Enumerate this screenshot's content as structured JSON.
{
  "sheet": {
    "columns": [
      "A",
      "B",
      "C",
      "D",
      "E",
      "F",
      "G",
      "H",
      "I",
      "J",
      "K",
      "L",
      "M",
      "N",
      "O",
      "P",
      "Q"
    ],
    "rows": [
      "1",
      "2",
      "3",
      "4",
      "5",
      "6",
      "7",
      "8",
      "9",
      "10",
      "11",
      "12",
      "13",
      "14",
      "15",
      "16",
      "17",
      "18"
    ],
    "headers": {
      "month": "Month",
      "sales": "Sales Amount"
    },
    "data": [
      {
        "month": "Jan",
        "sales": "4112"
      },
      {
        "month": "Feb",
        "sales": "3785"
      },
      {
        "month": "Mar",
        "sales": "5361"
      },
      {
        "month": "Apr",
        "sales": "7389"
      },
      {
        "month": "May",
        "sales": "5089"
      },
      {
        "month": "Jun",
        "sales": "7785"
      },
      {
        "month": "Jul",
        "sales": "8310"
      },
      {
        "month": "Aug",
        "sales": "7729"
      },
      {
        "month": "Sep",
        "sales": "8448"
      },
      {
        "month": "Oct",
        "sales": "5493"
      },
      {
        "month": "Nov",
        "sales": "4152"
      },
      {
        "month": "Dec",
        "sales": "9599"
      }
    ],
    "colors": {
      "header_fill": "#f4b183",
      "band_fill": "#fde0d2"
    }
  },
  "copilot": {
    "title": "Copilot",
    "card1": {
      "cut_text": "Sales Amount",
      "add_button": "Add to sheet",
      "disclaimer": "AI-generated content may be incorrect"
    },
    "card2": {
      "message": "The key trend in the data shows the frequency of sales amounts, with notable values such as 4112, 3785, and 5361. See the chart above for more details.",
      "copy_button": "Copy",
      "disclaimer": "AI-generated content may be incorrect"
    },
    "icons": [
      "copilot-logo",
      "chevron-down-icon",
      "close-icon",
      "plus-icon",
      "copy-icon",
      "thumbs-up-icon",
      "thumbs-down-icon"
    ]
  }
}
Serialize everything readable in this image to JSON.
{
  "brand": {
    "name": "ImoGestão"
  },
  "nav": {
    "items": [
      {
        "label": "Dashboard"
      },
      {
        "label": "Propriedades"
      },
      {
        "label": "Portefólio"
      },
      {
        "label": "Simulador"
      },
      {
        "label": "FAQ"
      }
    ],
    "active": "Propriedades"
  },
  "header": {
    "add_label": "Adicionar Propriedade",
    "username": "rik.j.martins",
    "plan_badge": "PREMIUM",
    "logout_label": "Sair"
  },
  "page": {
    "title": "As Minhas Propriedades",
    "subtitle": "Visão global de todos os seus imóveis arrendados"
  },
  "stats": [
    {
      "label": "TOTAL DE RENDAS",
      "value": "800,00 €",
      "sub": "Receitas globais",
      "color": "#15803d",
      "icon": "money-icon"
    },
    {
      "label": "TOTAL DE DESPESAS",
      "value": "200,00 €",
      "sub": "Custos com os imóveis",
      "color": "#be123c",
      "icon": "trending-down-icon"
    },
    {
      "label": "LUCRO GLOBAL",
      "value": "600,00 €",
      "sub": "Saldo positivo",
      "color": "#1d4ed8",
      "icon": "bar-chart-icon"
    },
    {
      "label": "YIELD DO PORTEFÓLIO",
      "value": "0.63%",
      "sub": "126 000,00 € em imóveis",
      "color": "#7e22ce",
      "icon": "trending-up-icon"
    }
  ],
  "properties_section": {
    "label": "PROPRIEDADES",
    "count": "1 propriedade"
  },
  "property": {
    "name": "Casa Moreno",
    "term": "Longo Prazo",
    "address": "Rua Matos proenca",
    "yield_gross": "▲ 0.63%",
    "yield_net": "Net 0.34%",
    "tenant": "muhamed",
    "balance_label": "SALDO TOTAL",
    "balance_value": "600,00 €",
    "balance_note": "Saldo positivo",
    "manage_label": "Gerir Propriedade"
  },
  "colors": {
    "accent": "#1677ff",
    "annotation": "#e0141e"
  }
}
——
## TASK BRIEF
Take every line that includes the string "positivo" and copy it.

## RESULT
      "sub": "Saldo positivo",
    "balance_note": "Saldo positivo",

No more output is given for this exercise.